To do. Locate the lines of the listing below that hold "nákladov", then copy each of them.

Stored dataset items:

========================================================================

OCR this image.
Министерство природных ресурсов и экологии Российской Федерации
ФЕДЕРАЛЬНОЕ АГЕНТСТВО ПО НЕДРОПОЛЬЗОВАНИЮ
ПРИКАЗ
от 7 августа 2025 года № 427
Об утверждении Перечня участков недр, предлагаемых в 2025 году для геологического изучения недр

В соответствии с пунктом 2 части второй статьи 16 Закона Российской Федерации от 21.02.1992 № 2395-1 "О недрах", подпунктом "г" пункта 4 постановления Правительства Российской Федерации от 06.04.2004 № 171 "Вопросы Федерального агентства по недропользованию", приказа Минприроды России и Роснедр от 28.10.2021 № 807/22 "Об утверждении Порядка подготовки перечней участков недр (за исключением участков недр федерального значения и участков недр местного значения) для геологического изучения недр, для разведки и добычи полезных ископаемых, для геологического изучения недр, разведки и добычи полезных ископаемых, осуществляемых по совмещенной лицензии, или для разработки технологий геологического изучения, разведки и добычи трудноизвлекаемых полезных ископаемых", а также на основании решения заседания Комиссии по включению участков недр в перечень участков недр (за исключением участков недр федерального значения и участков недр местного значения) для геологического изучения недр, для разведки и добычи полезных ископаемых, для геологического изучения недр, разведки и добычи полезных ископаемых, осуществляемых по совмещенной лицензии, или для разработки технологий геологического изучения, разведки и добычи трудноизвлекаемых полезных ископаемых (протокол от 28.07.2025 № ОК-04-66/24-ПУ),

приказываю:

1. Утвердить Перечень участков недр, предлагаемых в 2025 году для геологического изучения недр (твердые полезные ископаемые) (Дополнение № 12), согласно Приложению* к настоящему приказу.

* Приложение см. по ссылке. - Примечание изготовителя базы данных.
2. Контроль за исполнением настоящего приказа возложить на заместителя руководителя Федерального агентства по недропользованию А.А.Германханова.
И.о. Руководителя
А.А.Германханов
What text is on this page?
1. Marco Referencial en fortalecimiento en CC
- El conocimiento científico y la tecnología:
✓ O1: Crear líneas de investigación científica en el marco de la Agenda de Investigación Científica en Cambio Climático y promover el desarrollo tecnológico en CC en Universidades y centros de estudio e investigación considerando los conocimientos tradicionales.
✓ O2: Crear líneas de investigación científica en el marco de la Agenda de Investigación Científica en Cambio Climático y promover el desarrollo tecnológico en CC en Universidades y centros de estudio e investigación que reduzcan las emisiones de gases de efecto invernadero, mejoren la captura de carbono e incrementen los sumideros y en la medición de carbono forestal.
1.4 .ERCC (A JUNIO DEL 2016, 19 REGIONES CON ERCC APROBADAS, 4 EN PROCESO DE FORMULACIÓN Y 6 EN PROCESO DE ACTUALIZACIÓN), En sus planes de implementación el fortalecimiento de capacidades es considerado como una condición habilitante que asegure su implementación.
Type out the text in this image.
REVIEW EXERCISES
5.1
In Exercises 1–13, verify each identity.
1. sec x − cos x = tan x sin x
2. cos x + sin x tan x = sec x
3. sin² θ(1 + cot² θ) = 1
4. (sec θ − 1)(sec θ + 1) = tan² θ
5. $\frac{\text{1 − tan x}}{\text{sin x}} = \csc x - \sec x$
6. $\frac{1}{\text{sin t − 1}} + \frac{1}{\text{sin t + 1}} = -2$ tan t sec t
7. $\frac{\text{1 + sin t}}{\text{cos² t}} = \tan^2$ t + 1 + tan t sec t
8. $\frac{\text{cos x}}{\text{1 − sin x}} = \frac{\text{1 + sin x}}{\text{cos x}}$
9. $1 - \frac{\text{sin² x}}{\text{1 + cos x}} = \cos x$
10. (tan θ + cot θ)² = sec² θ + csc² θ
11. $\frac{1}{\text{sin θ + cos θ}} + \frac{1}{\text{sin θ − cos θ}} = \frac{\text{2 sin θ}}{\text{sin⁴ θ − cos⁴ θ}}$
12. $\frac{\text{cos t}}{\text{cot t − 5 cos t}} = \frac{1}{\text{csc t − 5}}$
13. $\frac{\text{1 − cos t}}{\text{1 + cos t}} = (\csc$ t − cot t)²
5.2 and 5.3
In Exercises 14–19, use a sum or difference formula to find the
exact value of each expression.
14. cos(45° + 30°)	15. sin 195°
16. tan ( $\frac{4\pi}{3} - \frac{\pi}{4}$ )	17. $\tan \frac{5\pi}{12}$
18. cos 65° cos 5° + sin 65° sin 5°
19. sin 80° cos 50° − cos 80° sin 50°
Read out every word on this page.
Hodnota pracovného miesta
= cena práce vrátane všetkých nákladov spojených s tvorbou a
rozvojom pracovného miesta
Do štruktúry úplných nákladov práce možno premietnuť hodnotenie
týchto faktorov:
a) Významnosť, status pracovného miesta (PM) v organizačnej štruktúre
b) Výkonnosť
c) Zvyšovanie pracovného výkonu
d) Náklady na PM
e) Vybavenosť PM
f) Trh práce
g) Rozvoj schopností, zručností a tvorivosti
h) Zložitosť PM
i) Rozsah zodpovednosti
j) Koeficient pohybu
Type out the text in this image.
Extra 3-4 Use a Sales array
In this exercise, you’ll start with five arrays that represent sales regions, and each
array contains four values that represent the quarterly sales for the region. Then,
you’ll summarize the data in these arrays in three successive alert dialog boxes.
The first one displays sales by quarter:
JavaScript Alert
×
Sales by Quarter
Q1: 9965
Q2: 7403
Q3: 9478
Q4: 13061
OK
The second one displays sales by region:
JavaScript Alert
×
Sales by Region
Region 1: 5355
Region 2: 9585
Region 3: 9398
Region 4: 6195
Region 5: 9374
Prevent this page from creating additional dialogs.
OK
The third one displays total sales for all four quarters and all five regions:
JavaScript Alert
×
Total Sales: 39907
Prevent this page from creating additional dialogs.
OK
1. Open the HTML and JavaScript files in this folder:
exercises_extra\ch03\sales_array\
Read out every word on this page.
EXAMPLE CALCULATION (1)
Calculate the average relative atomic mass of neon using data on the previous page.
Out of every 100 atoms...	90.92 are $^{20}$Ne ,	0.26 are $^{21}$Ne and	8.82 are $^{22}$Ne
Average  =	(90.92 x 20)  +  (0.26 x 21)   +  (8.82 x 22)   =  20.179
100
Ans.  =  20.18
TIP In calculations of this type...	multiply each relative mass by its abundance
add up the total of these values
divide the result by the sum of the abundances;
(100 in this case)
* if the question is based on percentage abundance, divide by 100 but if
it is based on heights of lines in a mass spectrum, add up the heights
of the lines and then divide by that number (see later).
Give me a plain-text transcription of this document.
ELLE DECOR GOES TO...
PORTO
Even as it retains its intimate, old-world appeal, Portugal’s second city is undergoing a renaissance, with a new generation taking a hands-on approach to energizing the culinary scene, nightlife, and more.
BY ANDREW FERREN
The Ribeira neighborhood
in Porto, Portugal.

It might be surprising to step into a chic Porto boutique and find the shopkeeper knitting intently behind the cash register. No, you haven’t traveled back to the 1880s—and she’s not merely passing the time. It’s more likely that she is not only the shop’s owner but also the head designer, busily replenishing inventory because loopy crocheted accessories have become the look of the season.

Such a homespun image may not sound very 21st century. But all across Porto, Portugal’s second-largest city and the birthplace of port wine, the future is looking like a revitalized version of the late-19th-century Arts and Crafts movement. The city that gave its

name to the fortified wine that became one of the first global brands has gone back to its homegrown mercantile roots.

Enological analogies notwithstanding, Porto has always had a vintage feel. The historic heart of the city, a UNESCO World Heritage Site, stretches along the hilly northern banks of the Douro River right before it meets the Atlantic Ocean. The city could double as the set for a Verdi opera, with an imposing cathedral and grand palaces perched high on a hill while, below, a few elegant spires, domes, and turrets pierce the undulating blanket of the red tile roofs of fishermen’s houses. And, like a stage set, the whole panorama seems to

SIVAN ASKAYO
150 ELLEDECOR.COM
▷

========================================================================

Written response.
= cena práce vrátane všetkých nákladov spojených s tvorbou a
Do štruktúry úplných nákladov práce možno premietnuť hodnotenie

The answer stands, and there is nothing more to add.